### What to produce
Return the whole listing, keeping every character the same.

▼

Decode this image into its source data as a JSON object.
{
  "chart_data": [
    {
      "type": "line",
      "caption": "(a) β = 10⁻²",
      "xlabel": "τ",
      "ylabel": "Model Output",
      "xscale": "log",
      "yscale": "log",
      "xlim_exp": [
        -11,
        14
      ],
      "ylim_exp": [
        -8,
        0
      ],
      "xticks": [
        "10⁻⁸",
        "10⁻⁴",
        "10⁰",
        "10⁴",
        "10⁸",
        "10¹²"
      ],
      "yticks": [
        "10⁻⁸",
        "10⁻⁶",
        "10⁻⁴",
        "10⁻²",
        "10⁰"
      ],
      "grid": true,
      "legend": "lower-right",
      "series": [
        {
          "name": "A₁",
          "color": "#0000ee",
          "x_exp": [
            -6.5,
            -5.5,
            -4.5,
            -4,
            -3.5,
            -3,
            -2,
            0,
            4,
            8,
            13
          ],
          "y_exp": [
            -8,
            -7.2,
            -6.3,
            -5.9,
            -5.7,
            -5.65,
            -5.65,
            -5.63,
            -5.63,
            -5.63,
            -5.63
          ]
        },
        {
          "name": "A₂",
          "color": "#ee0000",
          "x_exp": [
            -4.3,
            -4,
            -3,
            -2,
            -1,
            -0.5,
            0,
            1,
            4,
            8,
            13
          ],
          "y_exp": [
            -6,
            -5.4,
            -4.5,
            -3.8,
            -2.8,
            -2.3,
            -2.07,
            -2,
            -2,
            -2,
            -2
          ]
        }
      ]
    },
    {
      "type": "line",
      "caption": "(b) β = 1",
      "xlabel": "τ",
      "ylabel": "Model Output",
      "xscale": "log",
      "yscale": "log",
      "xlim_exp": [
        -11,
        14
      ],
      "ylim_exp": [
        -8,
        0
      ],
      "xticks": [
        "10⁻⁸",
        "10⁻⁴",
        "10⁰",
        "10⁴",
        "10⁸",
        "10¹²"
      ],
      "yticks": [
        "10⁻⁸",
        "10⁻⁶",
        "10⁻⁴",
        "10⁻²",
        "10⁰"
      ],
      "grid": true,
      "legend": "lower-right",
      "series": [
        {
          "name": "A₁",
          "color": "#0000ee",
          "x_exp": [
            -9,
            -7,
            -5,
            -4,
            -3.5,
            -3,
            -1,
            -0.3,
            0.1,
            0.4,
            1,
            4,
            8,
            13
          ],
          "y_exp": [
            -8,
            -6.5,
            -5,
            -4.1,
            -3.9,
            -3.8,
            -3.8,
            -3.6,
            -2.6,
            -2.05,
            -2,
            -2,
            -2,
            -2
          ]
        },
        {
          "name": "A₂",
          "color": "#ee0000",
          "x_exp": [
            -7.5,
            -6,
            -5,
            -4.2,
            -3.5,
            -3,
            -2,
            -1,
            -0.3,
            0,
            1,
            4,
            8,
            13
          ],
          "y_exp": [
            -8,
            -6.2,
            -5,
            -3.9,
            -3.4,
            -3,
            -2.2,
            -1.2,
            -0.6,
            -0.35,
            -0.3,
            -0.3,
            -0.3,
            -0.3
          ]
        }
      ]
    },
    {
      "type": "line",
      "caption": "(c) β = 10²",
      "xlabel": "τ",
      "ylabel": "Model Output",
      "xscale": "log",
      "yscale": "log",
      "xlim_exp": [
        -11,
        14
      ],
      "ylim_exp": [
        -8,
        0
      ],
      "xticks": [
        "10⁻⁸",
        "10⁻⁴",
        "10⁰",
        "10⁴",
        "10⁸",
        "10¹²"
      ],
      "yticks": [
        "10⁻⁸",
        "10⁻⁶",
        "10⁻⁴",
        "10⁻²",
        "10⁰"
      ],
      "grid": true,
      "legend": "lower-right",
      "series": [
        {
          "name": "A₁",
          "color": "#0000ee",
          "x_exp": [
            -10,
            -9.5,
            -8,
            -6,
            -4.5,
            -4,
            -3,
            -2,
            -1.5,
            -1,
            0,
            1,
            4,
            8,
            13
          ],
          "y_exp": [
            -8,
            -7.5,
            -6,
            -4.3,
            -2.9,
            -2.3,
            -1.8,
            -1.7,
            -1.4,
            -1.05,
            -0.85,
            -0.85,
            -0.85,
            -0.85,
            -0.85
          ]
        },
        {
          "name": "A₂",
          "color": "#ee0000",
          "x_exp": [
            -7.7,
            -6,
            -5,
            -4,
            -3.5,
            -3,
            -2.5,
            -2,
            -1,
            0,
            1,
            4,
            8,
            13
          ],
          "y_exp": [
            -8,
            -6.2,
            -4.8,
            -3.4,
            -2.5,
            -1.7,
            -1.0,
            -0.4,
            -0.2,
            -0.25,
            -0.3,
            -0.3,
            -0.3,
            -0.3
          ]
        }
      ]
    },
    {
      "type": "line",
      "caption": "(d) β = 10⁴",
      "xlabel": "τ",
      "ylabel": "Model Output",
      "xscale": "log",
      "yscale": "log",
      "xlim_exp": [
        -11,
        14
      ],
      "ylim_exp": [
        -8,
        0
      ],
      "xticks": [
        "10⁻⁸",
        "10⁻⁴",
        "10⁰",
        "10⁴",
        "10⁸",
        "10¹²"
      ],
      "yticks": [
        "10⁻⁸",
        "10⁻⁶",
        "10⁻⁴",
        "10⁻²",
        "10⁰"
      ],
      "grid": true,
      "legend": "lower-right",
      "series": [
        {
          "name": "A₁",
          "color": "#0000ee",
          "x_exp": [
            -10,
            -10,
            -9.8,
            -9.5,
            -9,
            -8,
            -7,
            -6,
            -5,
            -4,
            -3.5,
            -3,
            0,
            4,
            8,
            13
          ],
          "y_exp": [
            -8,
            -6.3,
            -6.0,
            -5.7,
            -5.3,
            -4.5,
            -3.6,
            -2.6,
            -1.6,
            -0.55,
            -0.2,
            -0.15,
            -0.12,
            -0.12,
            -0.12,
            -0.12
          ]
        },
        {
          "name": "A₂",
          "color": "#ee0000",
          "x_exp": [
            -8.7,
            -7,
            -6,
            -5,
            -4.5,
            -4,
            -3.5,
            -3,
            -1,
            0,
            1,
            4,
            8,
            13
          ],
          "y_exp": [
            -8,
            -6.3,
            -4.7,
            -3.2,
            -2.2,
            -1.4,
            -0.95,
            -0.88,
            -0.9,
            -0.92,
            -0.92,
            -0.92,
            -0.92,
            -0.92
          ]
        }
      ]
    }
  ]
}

▲

### Task result
Decode this image into its source data as a JSON object.
{
  "chart_data": [
    {
      "type": "line",
      "caption": "(a) β = 10⁻²",
      "xlabel": "τ",
      "ylabel": "Model Output",
      "xscale": "log",
      "yscale": "log",
      "xlim_exp": [
        -11,
        14
      ],
      "ylim_exp": [
        -8,
        0
      ],
      "xticks": [
        "10⁻⁸",
        "10⁻⁴",
        "10⁰",
        "10⁴",
        "10⁸",
        "10¹²"
      ],
      "yticks": [
        "10⁻⁸",
        "10⁻⁶",
        "10⁻⁴",
        "10⁻²",
        "10⁰"
      ],
      "grid": true,
      "legend": "lower-right",
      "series": [
        {
          "name": "A₁",
          "color": "#0000ee",
          "x_exp": [
            -6.5,
            -5.5,
            -4.5,
            -4,
            -3.5,
            -3,
            -2,
            0,
            4,
            8,
            13
          ],
          "y_exp": [
            -8,
            -7.2,
            -6.3,
            -5.9,
            -5.7,
            -5.65,
            -5.65,
            -5.63,
            -5.63,
            -5.63,
            -5.63
          ]
        },
        {
          "name": "A₂",
          "color": "#ee0000",
          "x_exp": [
            -4.3,
            -4,
            -3,
            -2,
            -1,
            -0.5,
            0,
            1,
            4,
            8,
            13
          ],
          "y_exp": [
            -6,
            -5.4,
            -4.5,
            -3.8,
            -2.8,
            -2.3,
            -2.07,
            -2,
            -2,
            -2,
            -2
          ]
        }
      ]
    },
    {
      "type": "line",
      "caption": "(b) β = 1",
      "xlabel": "τ",
      "ylabel": "Model Output",
      "xscale": "log",
      "yscale": "log",
      "xlim_exp": [
        -11,
        14
      ],
      "ylim_exp": [
        -8,
        0
      ],
      "xticks": [
        "10⁻⁸",
        "10⁻⁴",
        "10⁰",
        "10⁴",
        "10⁸",
        "10¹²"
      ],
      "yticks": [
        "10⁻⁸",
        "10⁻⁶",
        "10⁻⁴",
        "10⁻²",
        "10⁰"
      ],
      "grid": true,
      "legend": "lower-right",
      "series": [
        {
          "name": "A₁",
          "color": "#0000ee",
          "x_exp": [
            -9,
            -7,
            -5,
            -4,
            -3.5,
            -3,
            -1,
            -0.3,
            0.1,
            0.4,
            1,
            4,
            8,
            13
          ],
          "y_exp": [
            -8,
            -6.5,
            -5,
            -4.1,
            -3.9,
            -3.8,
            -3.8,
            -3.6,
            -2.6,
            -2.05,
            -2,
            -2,
            -2,
            -2
          ]
        },
        {
          "name": "A₂",
          "color": "#ee0000",
          "x_exp": [
            -7.5,
            -6,
            -5,
            -4.2,
            -3.5,
            -3,
            -2,
            -1,
            -0.3,
            0,
            1,
            4,
            8,
            13
          ],
          "y_exp": [
            -8,
            -6.2,
            -5,
            -3.9,
            -3.4,
            -3,
            -2.2,
            -1.2,
            -0.6,
            -0.35,
            -0.3,
            -0.3,
            -0.3,
            -0.3
          ]
        }
      ]
    },
    {
      "type": "line",
      "caption": "(c) β = 10²",
      "xlabel": "τ",
      "ylabel": "Model Output",
      "xscale": "log",
      "yscale": "log",
      "xlim_exp": [
        -11,
        14
      ],
      "ylim_exp": [
        -8,
        0
      ],
      "xticks": [
        "10⁻⁸",
        "10⁻⁴",
        "10⁰",
        "10⁴",
        "10⁸",
        "10¹²"
      ],
      "yticks": [
        "10⁻⁸",
        "10⁻⁶",
        "10⁻⁴",
        "10⁻²",
        "10⁰"
      ],
      "grid": true,
      "legend": "lower-right",
      "series": [
        {
          "name": "A₁",
          "color": "#0000ee",
          "x_exp": [
            -10,
            -9.5,
            -8,
            -6,
            -4.5,
            -4,
            -3,
            -2,
            -1.5,
            -1,
            0,
            1,
            4,
            8,
            13
          ],
          "y_exp": [
            -8,
            -7.5,
            -6,
            -4.3,
            -2.9,
            -2.3,
            -1.8,
            -1.7,
            -1.4,
            -1.05,
            -0.85,
            -0.85,
            -0.85,
            -0.85,
            -0.85
          ]
        },
        {
          "name": "A₂",
          "color": "#ee0000",
          "x_exp": [
            -7.7,
            -6,
            -5,
            -4,
            -3.5,
            -3,
            -2.5,
            -2,
            -1,
            0,
            1,
            4,
            8,
            13
          ],
          "y_exp": [
            -8,
            -6.2,
            -4.8,
            -3.4,
            -2.5,
            -1.7,
            -1.0,
            -0.4,
            -0.2,
            -0.25,
            -0.3,
            -0.3,
            -0.3,
            -0.3
          ]
        }
      ]
    },
    {
      "type": "line",
      "caption": "(d) β = 10⁴",
      "xlabel": "τ",
      "ylabel": "Model Output",
      "xscale": "log",
      "yscale": "log",
      "xlim_exp": [
        -11,
        14
      ],
      "ylim_exp": [
        -8,
        0
      ],
      "xticks": [
        "10⁻⁸",
        "10⁻⁴",
        "10⁰",
        "10⁴",
        "10⁸",
        "10¹²"
      ],
      "yticks": [
        "10⁻⁸",
        "10⁻⁶",
        "10⁻⁴",
        "10⁻²",
        "10⁰"
      ],
      "grid": true,
      "legend": "lower-right",
      "series": [
        {
          "name": "A₁",
          "color": "#0000ee",
          "x_exp": [
            -10,
            -10,
            -9.8,
            -9.5,
            -9,
            -8,
            -7,
            -6,
            -5,
            -4,
            -3.5,
            -3,
            0,
            4,
            8,
            13
          ],
          "y_exp": [
            -8,
            -6.3,
            -6.0,
            -5.7,
            -5.3,
            -4.5,
            -3.6,
            -2.6,
            -1.6,
            -0.55,
            -0.2,
            -0.15,
            -0.12,
            -0.12,
            -0.12,
            -0.12
          ]
        },
        {
          "name": "A₂",
          "color": "#ee0000",
          "x_exp": [
            -8.7,
            -7,
            -6,
            -5,
            -4.5,
            -4,
            -3.5,
            -3,
            -1,
            0,
            1,
            4,
            8,
            13
          ],
          "y_exp": [
            -8,
            -6.3,
            -4.7,
            -3.2,
            -2.2,
            -1.4,
            -0.95,
            -0.88,
            -0.9,
            -0.92,
            -0.92,
            -0.92,
            -0.92,
            -0.92
          ]
        }
      ]
    }
  ]
}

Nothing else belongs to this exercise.